Your task:
Copy the data precisely, character for character, and leave out every picture.
Start
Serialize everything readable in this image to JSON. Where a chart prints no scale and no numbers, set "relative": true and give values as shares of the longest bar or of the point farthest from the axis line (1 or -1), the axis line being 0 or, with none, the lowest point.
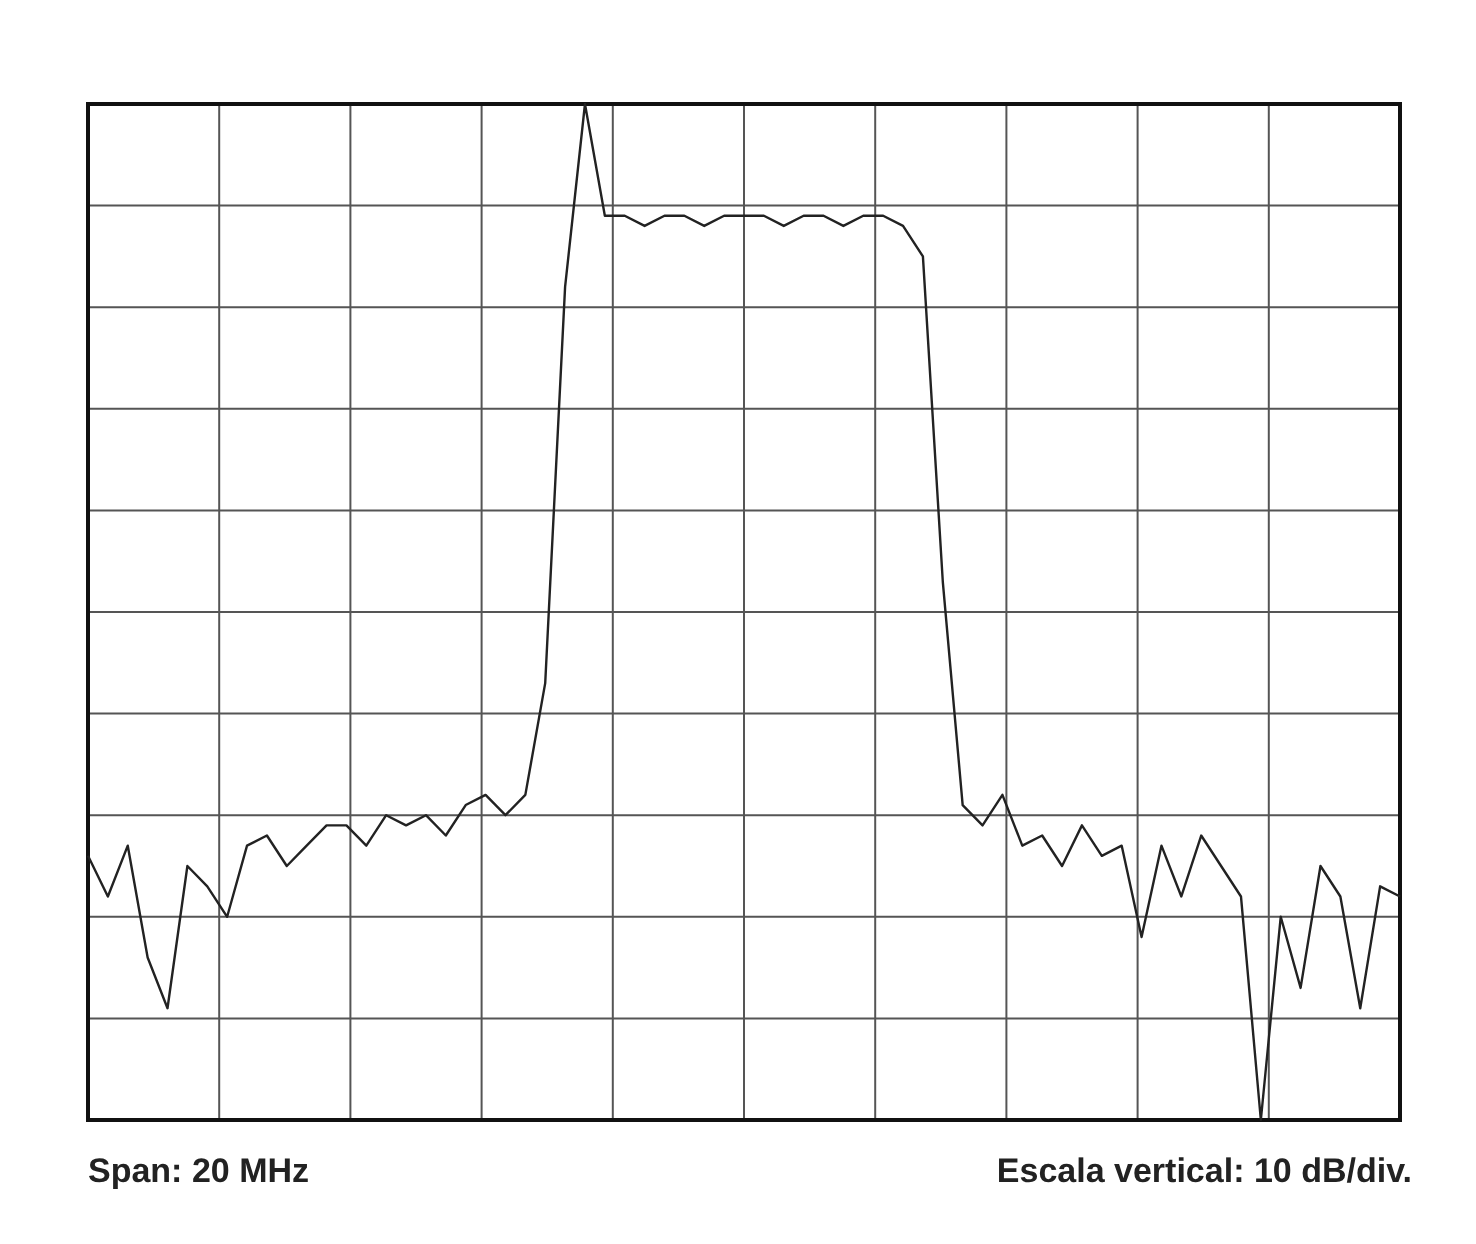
{
  "chart_data": {
    "type": "line",
    "relative": true,
    "grid": true,
    "marker": "none",
    "line_style": "solid",
    "annotations": [
      "Span: 20 MHz",
      "Escala vertical: 10 dB/div."
    ],
    "categories": [
      null,
      null,
      null,
      null,
      null,
      null,
      null,
      null,
      null,
      null,
      null,
      null,
      null,
      null,
      null,
      null,
      null,
      null,
      null,
      null,
      null,
      null,
      null,
      null,
      null,
      null,
      null,
      null,
      null,
      null,
      null,
      null,
      null,
      null,
      null,
      null,
      null,
      null,
      null,
      null,
      null,
      null,
      null,
      null,
      null,
      null,
      null,
      null,
      null,
      null,
      null,
      null,
      null,
      null,
      null,
      null,
      null,
      null,
      null,
      null,
      null,
      null,
      null,
      null,
      null,
      null,
      null
    ],
    "series": [
      {
        "color": "#222222",
        "values": [
          0.26,
          0.22,
          0.27,
          0.16,
          0.11,
          0.25,
          0.23,
          0.2,
          0.27,
          0.28,
          0.25,
          0.27,
          0.29,
          0.29,
          0.27,
          0.3,
          0.29,
          0.3,
          0.28,
          0.31,
          0.32,
          0.3,
          0.32,
          0.43,
          0.82,
          1,
          0.89,
          0.89,
          0.88,
          0.89,
          0.89,
          0.88,
          0.89,
          0.89,
          0.89,
          0.88,
          0.89,
          0.89,
          0.88,
          0.89,
          0.89,
          0.88,
          0.85,
          0.53,
          0.31,
          0.29,
          0.32,
          0.27,
          0.28,
          0.25,
          0.29,
          0.26,
          0.27,
          0.18,
          0.27,
          0.22,
          0.28,
          0.25,
          0.22,
          0,
          0.2,
          0.13,
          0.25,
          0.22,
          0.11,
          0.23,
          0.22
        ]
      }
    ]
  }
}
End
Right answer:
Serialize everything readable in this image to JSON. Where a chart prints no scale and no numbers, set "relative": true and give values as shares of the longest bar or of the point farthest from the axis line (1 or -1), the axis line being 0 or, with none, the lowest point.
{
  "chart_data": {
    "type": "line",
    "relative": true,
    "grid": true,
    "marker": "none",
    "line_style": "solid",
    "annotations": [
      "Span: 20 MHz",
      "Escala vertical: 10 dB/div."
    ],
    "categories": [
      null,
      null,
      null,
      null,
      null,
      null,
      null,
      null,
      null,
      null,
      null,
      null,
      null,
      null,
      null,
      null,
      null,
      null,
      null,
      null,
      null,
      null,
      null,
      null,
      null,
      null,
      null,
      null,
      null,
      null,
      null,
      null,
      null,
      null,
      null,
      null,
      null,
      null,
      null,
      null,
      null,
      null,
      null,
      null,
      null,
      null,
      null,
      null,
      null,
      null,
      null,
      null,
      null,
      null,
      null,
      null,
      null,
      null,
      null,
      null,
      null,
      null,
      null,
      null,
      null,
      null,
      null
    ],
    "series": [
      {
        "color": "#222222",
        "values": [
          0.26,
          0.22,
          0.27,
          0.16,
          0.11,
          0.25,
          0.23,
          0.2,
          0.27,
          0.28,
          0.25,
          0.27,
          0.29,
          0.29,
          0.27,
          0.3,
          0.29,
          0.3,
          0.28,
          0.31,
          0.32,
          0.3,
          0.32,
          0.43,
          0.82,
          1,
          0.89,
          0.89,
          0.88,
          0.89,
          0.89,
          0.88,
          0.89,
          0.89,
          0.89,
          0.88,
          0.89,
          0.89,
          0.88,
          0.89,
          0.89,
          0.88,
          0.85,
          0.53,
          0.31,
          0.29,
          0.32,
          0.27,
          0.28,
          0.25,
          0.29,
          0.26,
          0.27,
          0.18,
          0.27,
          0.22,
          0.28,
          0.25,
          0.22,
          0,
          0.2,
          0.13,
          0.25,
          0.22,
          0.11,
          0.23,
          0.22
        ]
      }
    ]
  }
}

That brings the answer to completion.